• **What is asked**: Return the number of lines that contain the word "this", and return nothing else.

• **Data provided**:
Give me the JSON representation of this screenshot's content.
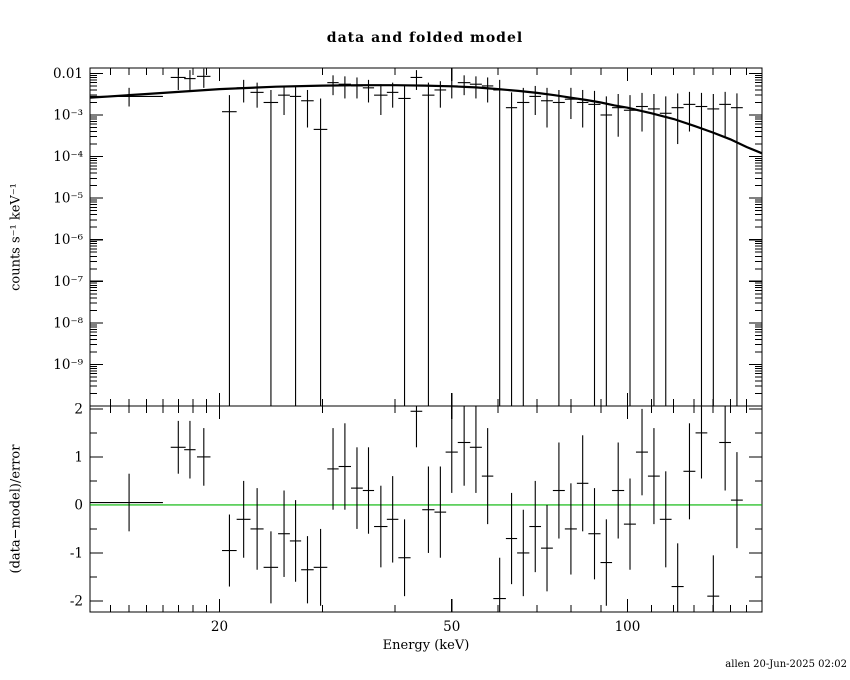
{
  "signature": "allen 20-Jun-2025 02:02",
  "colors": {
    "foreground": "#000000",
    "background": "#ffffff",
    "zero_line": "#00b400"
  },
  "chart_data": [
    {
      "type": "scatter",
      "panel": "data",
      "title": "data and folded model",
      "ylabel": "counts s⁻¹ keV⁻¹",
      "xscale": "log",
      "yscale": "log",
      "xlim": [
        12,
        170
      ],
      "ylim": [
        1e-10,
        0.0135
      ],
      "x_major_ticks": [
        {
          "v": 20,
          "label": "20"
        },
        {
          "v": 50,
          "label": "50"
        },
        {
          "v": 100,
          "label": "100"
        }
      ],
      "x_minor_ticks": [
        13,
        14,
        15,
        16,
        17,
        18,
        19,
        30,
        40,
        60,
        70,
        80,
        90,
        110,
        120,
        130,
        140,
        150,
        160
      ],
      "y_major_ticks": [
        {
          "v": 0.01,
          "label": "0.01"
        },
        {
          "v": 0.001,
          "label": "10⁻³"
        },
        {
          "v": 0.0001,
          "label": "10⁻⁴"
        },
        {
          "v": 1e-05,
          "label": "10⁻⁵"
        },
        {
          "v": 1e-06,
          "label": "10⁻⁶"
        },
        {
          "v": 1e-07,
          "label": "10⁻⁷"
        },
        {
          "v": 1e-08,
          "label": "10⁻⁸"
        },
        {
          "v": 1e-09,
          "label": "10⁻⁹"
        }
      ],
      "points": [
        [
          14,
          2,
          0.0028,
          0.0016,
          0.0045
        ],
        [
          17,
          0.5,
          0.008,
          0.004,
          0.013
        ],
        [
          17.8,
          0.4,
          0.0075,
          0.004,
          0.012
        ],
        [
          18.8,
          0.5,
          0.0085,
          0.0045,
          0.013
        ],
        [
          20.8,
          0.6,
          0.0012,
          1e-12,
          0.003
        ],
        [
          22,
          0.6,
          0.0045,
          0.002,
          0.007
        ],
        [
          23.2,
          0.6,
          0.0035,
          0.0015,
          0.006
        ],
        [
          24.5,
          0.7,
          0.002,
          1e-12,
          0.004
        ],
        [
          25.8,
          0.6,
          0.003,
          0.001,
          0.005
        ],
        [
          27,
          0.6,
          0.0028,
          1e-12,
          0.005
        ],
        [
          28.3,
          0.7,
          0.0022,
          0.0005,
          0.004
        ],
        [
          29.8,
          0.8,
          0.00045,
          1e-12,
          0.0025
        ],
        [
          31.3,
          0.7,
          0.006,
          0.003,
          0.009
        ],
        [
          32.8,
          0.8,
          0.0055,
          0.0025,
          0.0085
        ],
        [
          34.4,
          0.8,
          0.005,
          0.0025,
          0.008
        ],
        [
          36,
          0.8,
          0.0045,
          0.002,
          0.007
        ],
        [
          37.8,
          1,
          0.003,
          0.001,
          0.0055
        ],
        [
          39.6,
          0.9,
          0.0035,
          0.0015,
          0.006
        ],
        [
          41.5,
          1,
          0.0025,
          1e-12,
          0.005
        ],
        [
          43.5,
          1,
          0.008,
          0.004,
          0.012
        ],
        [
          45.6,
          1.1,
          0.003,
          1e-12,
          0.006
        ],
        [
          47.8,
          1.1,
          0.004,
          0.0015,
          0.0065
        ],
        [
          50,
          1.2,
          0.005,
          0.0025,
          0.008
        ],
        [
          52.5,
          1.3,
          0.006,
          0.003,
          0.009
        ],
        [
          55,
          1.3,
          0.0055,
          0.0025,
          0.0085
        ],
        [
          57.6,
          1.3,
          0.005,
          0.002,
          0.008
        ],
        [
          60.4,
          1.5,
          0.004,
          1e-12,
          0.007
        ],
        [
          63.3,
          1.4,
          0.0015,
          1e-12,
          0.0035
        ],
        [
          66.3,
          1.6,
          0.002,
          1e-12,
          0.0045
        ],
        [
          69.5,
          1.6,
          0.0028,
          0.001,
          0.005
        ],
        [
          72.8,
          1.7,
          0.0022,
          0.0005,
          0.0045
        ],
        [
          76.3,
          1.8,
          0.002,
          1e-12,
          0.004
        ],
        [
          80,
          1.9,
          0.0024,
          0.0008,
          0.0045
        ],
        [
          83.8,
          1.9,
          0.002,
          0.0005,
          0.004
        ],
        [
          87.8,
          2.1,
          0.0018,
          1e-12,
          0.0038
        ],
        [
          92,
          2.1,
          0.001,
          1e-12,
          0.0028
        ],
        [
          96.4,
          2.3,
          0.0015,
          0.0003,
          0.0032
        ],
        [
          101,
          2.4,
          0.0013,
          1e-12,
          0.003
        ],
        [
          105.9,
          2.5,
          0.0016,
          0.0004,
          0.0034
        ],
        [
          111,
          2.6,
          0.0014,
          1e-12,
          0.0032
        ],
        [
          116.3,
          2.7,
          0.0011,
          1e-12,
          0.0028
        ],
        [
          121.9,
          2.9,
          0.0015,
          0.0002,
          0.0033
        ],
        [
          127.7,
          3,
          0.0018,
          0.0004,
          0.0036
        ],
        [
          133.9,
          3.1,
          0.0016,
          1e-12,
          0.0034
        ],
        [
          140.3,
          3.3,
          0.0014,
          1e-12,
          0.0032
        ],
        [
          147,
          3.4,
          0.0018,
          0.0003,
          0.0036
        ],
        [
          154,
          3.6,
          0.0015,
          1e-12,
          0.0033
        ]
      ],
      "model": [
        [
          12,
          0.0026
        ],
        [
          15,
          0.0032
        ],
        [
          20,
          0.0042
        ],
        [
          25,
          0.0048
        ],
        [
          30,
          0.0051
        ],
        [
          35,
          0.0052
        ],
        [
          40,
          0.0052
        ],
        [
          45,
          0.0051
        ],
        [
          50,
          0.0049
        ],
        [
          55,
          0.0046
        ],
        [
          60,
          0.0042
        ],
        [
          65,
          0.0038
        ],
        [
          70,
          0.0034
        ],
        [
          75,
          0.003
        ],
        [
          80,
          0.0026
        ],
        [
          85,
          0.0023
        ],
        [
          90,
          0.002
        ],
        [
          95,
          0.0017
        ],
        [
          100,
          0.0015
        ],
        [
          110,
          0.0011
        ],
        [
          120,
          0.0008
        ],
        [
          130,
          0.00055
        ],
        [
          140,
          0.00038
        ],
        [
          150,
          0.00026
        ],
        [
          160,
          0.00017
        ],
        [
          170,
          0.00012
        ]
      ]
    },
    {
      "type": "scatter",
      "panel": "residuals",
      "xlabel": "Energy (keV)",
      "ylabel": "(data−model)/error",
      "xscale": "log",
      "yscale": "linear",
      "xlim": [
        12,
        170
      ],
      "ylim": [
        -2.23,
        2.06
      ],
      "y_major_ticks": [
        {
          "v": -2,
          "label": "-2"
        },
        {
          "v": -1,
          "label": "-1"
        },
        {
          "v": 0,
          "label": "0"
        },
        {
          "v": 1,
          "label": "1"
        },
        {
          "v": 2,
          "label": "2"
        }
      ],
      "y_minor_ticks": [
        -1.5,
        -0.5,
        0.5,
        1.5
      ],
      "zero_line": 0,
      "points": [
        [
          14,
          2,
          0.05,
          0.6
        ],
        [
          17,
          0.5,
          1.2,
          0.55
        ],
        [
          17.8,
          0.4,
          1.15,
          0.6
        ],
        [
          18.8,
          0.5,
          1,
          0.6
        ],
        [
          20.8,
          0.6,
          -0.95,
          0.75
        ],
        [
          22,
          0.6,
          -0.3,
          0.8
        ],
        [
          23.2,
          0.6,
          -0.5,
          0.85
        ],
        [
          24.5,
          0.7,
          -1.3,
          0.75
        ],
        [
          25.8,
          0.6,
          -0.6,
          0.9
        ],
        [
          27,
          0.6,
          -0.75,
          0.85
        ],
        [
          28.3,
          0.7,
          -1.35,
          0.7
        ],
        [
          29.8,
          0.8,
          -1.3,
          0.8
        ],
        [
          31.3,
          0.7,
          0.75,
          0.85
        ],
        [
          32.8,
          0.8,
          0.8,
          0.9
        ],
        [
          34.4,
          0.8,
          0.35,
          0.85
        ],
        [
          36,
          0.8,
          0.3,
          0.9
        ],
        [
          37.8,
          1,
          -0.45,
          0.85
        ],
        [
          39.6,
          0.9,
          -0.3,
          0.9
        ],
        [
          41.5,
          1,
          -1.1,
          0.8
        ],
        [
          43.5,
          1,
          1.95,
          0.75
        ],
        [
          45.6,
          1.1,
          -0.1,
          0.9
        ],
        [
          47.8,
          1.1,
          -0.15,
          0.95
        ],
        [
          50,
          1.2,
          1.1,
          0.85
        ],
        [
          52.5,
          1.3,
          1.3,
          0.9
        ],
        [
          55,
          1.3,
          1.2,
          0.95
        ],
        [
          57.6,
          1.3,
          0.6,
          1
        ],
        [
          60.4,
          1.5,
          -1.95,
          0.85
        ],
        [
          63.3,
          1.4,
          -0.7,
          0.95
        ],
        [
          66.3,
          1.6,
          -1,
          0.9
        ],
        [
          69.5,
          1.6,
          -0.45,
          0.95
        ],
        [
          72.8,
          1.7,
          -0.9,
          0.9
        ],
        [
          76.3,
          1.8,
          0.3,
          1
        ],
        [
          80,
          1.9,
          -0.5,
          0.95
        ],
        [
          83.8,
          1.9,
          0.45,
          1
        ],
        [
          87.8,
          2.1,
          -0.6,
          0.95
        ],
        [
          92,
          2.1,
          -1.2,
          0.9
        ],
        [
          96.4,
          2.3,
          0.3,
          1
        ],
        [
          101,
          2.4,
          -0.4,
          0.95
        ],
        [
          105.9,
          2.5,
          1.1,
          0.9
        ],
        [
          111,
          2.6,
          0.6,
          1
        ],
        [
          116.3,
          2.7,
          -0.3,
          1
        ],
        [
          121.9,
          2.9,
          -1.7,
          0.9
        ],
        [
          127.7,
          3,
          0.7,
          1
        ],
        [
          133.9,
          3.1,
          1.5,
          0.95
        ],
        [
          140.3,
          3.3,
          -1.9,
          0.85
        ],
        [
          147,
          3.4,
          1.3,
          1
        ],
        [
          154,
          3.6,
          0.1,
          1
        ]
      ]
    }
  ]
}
--
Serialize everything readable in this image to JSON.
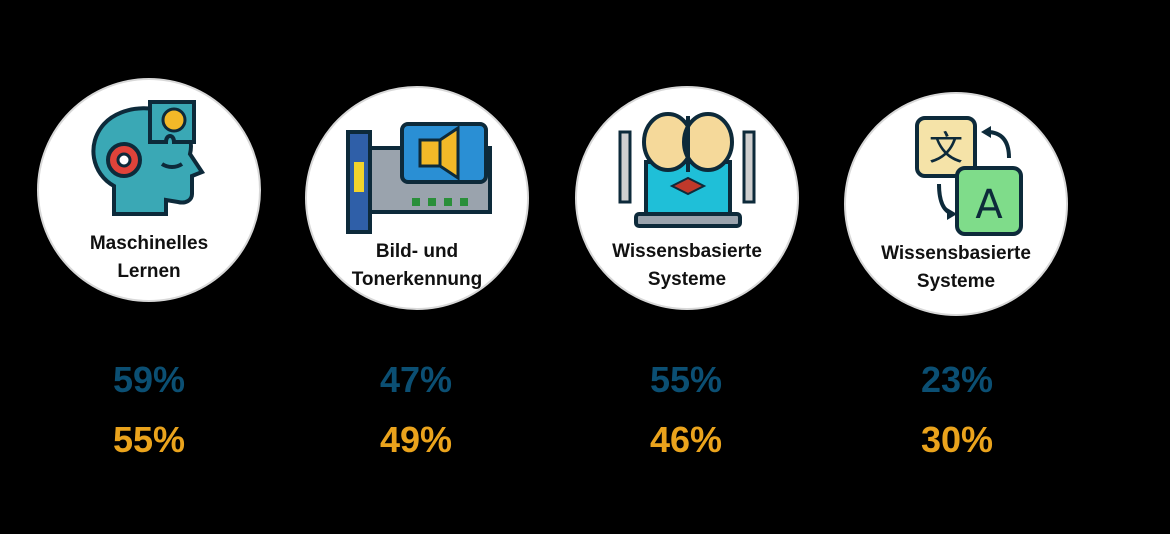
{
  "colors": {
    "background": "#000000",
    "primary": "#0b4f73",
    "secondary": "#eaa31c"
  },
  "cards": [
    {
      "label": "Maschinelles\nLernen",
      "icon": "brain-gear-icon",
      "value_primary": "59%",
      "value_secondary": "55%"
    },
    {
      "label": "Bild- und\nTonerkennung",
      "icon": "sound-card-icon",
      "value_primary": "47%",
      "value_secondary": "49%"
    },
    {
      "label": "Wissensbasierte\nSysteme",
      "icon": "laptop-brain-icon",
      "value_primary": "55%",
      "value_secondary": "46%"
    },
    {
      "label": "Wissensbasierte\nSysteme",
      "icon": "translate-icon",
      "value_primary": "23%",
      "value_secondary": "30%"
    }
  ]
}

• **Task output**: 2